Written exercise: Turn the rows below into a numbered list with no blank lines, and leave the pictures out.

-- Begin --

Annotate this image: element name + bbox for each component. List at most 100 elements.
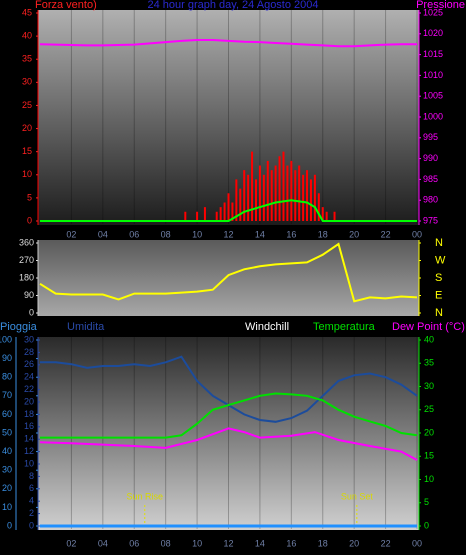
y-tick-label: 1005 [423,91,443,101]
y-tick-label: 90 [2,353,12,363]
y-tick-label: 975 [423,215,438,225]
x-tick-label: 14 [255,229,265,239]
y-tick-label: 990 [423,153,438,163]
series-label: Windchill [245,321,289,333]
x-tick-label: 02 [66,229,76,239]
series-line [39,427,418,461]
x-tick-label: 18 [318,538,328,548]
y-tick-label: 20 [2,483,12,493]
y-tick-label: 0 [29,520,34,530]
x-tick-label: 06 [129,538,139,548]
y-tick-label: 28 [24,347,34,357]
x-tick-label: 02 [66,538,76,548]
y-tick-label: 10 [2,502,12,512]
y-tick-label: 35 [424,358,434,368]
y-tick-label: 25 [22,100,32,110]
y-tick-label: 16 [24,421,34,431]
y-tick-label: 30 [24,334,34,344]
annotation: Sun Rise [127,491,164,501]
y-tick-label: 22 [24,384,34,394]
y-tick-label: 20 [424,427,434,437]
y-tick-label: 25 [424,404,434,414]
y-tick-label: 10 [24,458,34,468]
y-tick-label: 30 [2,465,12,475]
y-tick-label: 15 [424,451,434,461]
y-tick-label: 985 [423,174,438,184]
series-line [40,199,417,222]
y-tick-label: 18 [24,409,34,419]
y-tick-label: 12 [24,446,34,456]
x-tick-label: 18 [318,229,328,239]
y-tick-label: 0 [424,520,429,530]
y-tick-label: 0 [7,520,12,530]
x-tick-label: 20 [349,229,359,239]
x-tick-label: 06 [129,229,139,239]
y-tick-label: 1020 [423,28,443,38]
y-tick-label: 35 [22,54,32,64]
plot-area [38,337,419,530]
y-tick-label: 70 [2,390,12,400]
annotation: Sun Set [341,491,374,501]
series-line [40,392,418,439]
y-tick-label: 60 [2,409,12,419]
y-tick-label: 30 [22,77,32,87]
x-tick-label: 12 [223,229,233,239]
x-tick-label: 22 [381,538,391,548]
y-tick-label: 1015 [423,49,443,59]
y-tick-label: 26 [24,359,34,369]
x-tick-label: 08 [161,229,171,239]
y-tick-label: S [435,272,442,284]
y-tick-label: 2 [29,508,34,518]
x-tick-label: 08 [161,538,171,548]
y-tick-label: 270 [19,255,34,265]
series-line [39,39,417,48]
y-axis-label: Forza vento) [35,0,97,11]
x-tick-label: 00 [412,538,422,548]
y-tick-label: 1010 [423,70,443,80]
y-tick-label: 360 [19,237,34,247]
y-tick-label: 995 [423,132,438,142]
x-tick-label: 10 [192,229,202,239]
x-tick-label: 04 [98,229,108,239]
y-tick-label: 4 [29,496,34,506]
x-tick-label: 00 [412,229,422,239]
y-tick-label: 20 [22,123,32,133]
y-tick-label: 80 [2,372,12,382]
x-tick-label: 12 [223,538,233,548]
y-tick-label: 14 [24,434,34,444]
y-tick-label: N [435,237,443,249]
series-label: Temperatura [313,321,376,333]
y-tick-label: 20 [24,396,34,406]
series-label: Pioggia [0,321,38,333]
x-tick-label: 22 [381,229,391,239]
y-tick-label: 10 [22,169,32,179]
y-tick-label: 50 [2,427,12,437]
y-tick-label: 45 [22,7,32,17]
x-tick-label: 14 [255,538,265,548]
series-label: Dew Point (°C) [392,321,465,333]
y-tick-label: 5 [27,192,32,202]
y-tick-label: E [435,289,442,301]
x-tick-label: 04 [98,538,108,548]
series-line [39,242,418,303]
y-tick-label: W [435,254,446,266]
y-tick-label: 40 [424,334,434,344]
y-tick-label: 0 [27,215,32,225]
x-tick-label: 10 [192,538,202,548]
y-tick-label: 1025 [423,7,443,17]
x-tick-label: 16 [286,538,296,548]
y-tick-label: 40 [2,446,12,456]
y-tick-label: 1000 [423,111,443,121]
y-tick-label: 10 [424,474,434,484]
y-tick-label: 980 [423,195,438,205]
y-tick-label: 24 [24,372,34,382]
chart-title: 24 hour graph day, 24 Agosto 2004 [147,0,318,11]
y2-axis-label: Pressione [416,0,465,11]
y-tick-label: 6 [29,483,34,493]
y-tick-label: 8 [29,471,34,481]
y-tick-label: 15 [22,146,32,156]
y-tick-label: 40 [22,30,32,40]
y-tick-label: 90 [24,290,34,300]
y-tick-label: 5 [424,497,429,507]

-- End --

Solution to this task:
1. Annotate this image: element name + bbox for each component. List at most 100 elements.
2. y-tick-label: 1005 [423,91,443,101]
3. y-tick-label: 90 [2,353,12,363]
4. y-tick-label: 975 [423,215,438,225]
5. x-tick-label: 14 [255,229,265,239]
6. y-tick-label: 990 [423,153,438,163]
7. series-label: Windchill [245,321,289,333]
8. x-tick-label: 02 [66,229,76,239]
9. series-line [39,427,418,461]
10. x-tick-label: 18 [318,538,328,548]
11. y-tick-label: 20 [2,483,12,493]
12. y-tick-label: 0 [29,520,34,530]
13. x-tick-label: 06 [129,538,139,548]
14. y-tick-label: 28 [24,347,34,357]
15. x-tick-label: 02 [66,538,76,548]
16. y-tick-label: 10 [2,502,12,512]
17. y-tick-label: 35 [424,358,434,368]
18. y-tick-label: 25 [22,100,32,110]
19. y-tick-label: 16 [24,421,34,431]
20. y-tick-label: 30 [24,334,34,344]
21. annotation: Sun Rise [127,491,164,501]
22. y-tick-label: 22 [24,384,34,394]
23. y-tick-label: 20 [424,427,434,437]
24. y-tick-label: 25 [424,404,434,414]
25. y-tick-label: 10 [24,458,34,468]
26. y-tick-label: 30 [2,465,12,475]
27. y-tick-label: 15 [424,451,434,461]
28. y-tick-label: 985 [423,174,438,184]
29. series-line [40,199,417,222]
30. y-tick-label: 18 [24,409,34,419]
31. y-tick-label: 12 [24,446,34,456]
32. x-tick-label: 18 [318,229,328,239]
33. y-tick-label: 0 [424,520,429,530]
34. y-tick-label: 0 [7,520,12,530]
35. x-tick-label: 20 [349,229,359,239]
36. x-tick-label: 06 [129,229,139,239]
37. y-tick-label: 1020 [423,28,443,38]
38. y-tick-label: 35 [22,54,32,64]
39. plot-area [38,337,419,530]
40. y-tick-label: 70 [2,390,12,400]
41. annotation: Sun Set [341,491,374,501]
42. series-line [40,392,418,439]
43. y-tick-label: 60 [2,409,12,419]
44. y-tick-label: 30 [22,77,32,87]
45. x-tick-label: 12 [223,229,233,239]
46. x-tick-label: 22 [381,538,391,548]
47. y-tick-label: 1015 [423,49,443,59]
48. y-tick-label: 26 [24,359,34,369]
49. x-tick-label: 08 [161,229,171,239]
50. y-tick-label: S [435,272,442,284]
51. y-tick-label: 2 [29,508,34,518]
52. x-tick-label: 08 [161,538,171,548]
53. y-tick-label: 270 [19,255,34,265]
54. series-line [39,39,417,48]
55. y-axis-label: Forza vento) [35,0,97,11]
56. x-tick-label: 00 [412,538,422,548]
57. y-tick-label: 1010 [423,70,443,80]
58. y-tick-label: 360 [19,237,34,247]
59. y-tick-label: 995 [423,132,438,142]
60. x-tick-label: 10 [192,229,202,239]
61. x-tick-label: 04 [98,229,108,239]
62. y-tick-label: 4 [29,496,34,506]
63. x-tick-label: 00 [412,229,422,239]
64. y-tick-label: 20 [22,123,32,133]
65. y-tick-label: 80 [2,372,12,382]
66. x-tick-label: 12 [223,538,233,548]
67. y-tick-label: 14 [24,434,34,444]
68. y-tick-label: N [435,237,443,249]
69. series-label: Temperatura [313,321,376,333]
70. y-tick-label: 20 [24,396,34,406]
71. series-label: Pioggia [0,321,38,333]
72. x-tick-label: 22 [381,229,391,239]
73. y-tick-label: 10 [22,169,32,179]
74. y-tick-label: 50 [2,427,12,437]
75. y-tick-label: 45 [22,7,32,17]
76. x-tick-label: 14 [255,538,265,548]
77. series-label: Dew Point (°C) [392,321,465,333]
78. y-tick-label: 5 [27,192,32,202]
79. y-tick-label: E [435,289,442,301]
80. x-tick-label: 04 [98,538,108,548]
81. series-line [39,242,418,303]
82. y-tick-label: W [435,254,446,266]
83. y-tick-label: 40 [424,334,434,344]
84. y-tick-label: 0 [27,215,32,225]
85. x-tick-label: 10 [192,538,202,548]
86. y-tick-label: 1025 [423,7,443,17]
87. x-tick-label: 16 [286,538,296,548]
88. y-tick-label: 40 [2,446,12,456]
89. y-tick-label: 1000 [423,111,443,121]
90. y-tick-label: 10 [424,474,434,484]
91. y-tick-label: 980 [423,195,438,205]
92. y-tick-label: 24 [24,372,34,382]
93. chart-title: 24 hour graph day, 24 Agosto 2004 [147,0,318,11]
94. y2-axis-label: Pressione [416,0,465,11]
95. y-tick-label: 6 [29,483,34,493]
96. y-tick-label: 8 [29,471,34,481]
97. y-tick-label: 15 [22,146,32,156]
98. y-tick-label: 40 [22,30,32,40]
99. y-tick-label: 90 [24,290,34,300]
100. y-tick-label: 5 [424,497,429,507]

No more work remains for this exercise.